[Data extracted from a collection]
(begin)

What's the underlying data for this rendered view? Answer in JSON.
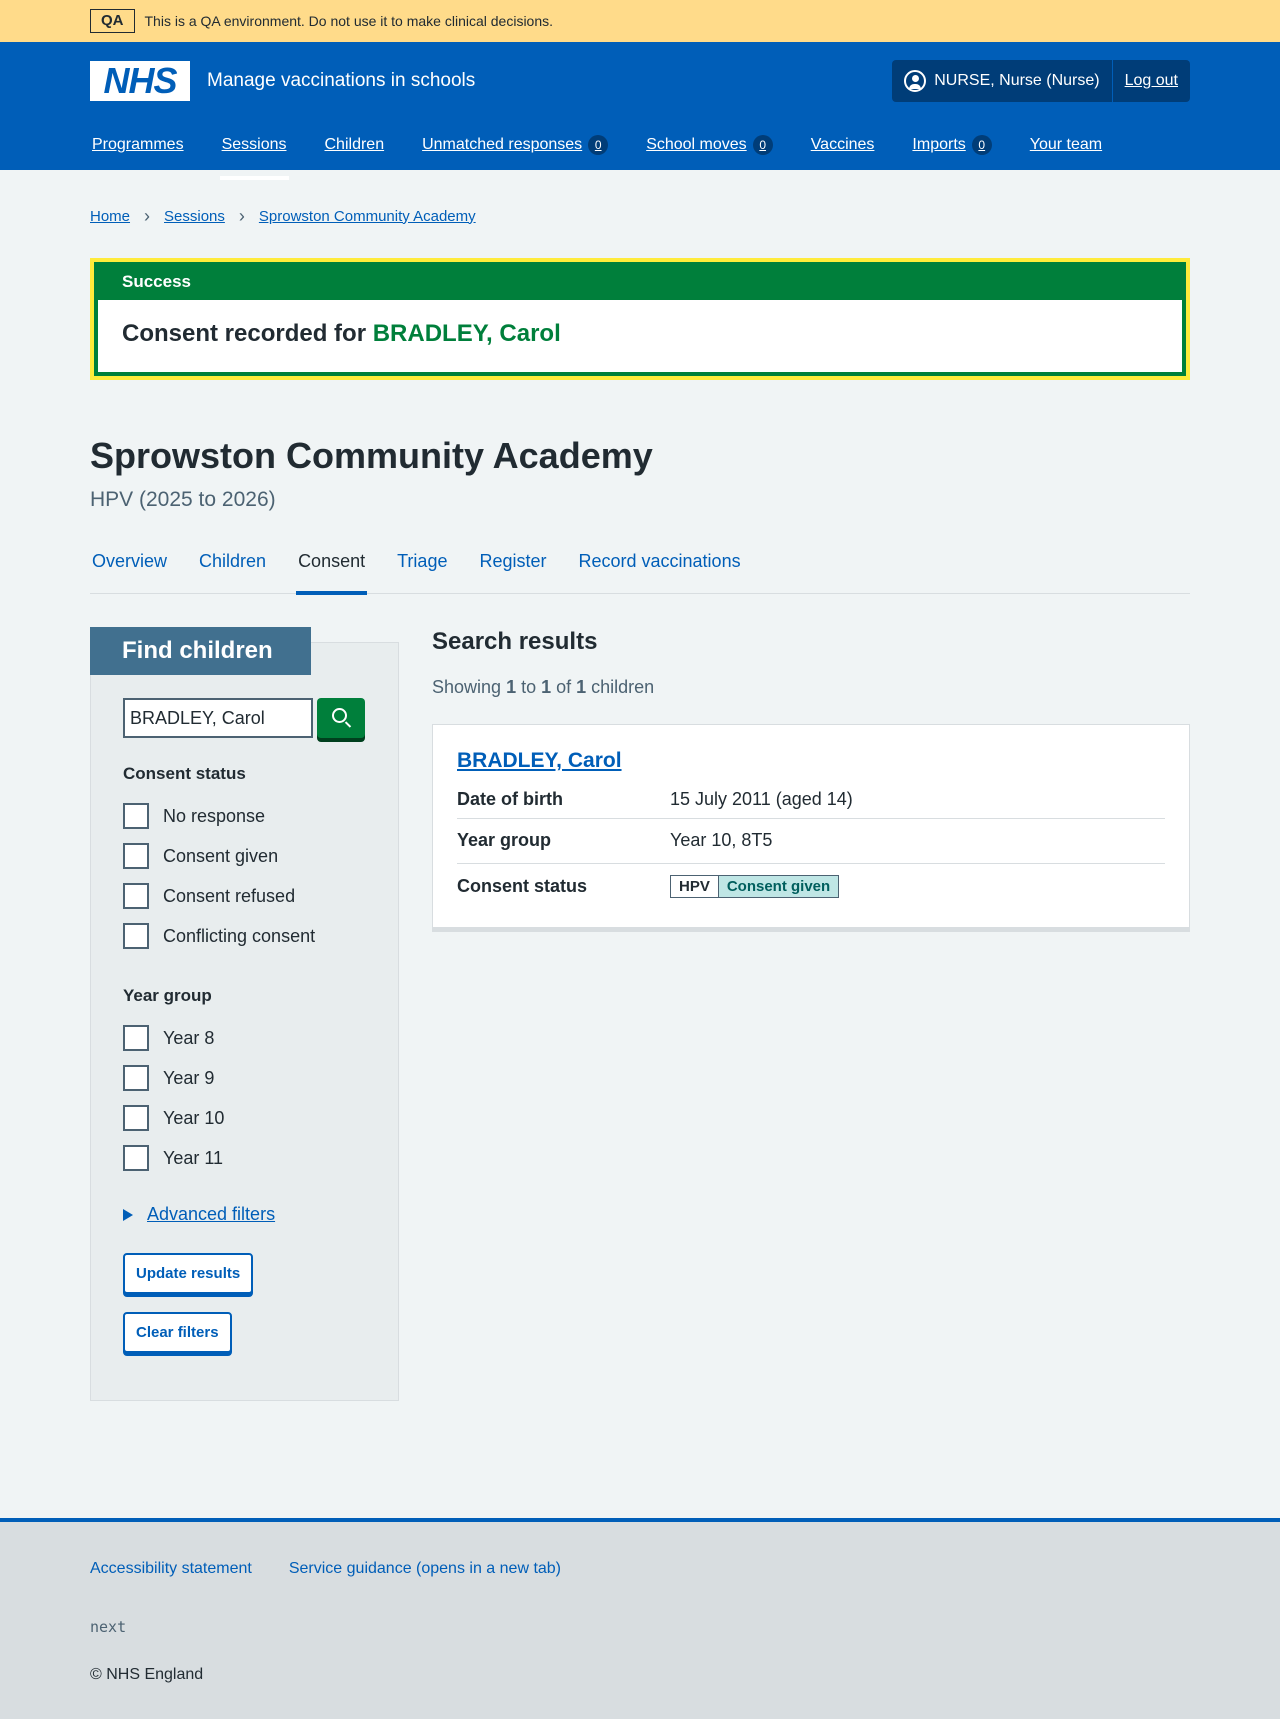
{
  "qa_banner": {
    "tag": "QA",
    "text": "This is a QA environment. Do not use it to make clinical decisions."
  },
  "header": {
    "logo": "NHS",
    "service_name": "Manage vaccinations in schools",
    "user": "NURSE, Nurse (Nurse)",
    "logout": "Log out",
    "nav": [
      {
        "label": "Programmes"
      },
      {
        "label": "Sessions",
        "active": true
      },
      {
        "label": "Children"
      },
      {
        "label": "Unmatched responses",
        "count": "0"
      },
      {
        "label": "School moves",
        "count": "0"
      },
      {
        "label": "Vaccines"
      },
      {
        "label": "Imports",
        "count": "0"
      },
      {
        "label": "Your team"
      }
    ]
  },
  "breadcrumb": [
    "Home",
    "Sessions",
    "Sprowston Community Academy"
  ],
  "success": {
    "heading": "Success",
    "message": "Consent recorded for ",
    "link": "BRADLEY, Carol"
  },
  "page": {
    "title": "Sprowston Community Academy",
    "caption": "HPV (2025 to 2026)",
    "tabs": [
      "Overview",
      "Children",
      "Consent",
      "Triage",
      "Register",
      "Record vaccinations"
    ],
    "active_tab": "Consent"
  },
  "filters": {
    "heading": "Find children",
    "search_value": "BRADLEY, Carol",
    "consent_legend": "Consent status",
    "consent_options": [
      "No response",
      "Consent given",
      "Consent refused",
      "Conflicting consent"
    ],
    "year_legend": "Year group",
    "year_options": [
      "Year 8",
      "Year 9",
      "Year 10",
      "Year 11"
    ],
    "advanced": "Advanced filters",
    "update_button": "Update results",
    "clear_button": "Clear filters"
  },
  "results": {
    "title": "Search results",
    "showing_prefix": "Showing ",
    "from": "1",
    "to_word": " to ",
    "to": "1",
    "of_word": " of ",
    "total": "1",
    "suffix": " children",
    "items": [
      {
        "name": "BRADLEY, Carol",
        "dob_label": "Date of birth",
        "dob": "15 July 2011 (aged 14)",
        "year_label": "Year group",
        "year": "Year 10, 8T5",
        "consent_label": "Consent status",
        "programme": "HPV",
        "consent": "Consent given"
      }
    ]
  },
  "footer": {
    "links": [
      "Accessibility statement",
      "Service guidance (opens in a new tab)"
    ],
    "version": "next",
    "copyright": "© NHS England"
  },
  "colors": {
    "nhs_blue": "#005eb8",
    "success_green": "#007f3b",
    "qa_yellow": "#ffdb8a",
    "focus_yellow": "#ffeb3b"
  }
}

(end)

[What is needed]
From the data above, count the lines where "Carol" occurs and give that figure and nothing else.

[The reply]
3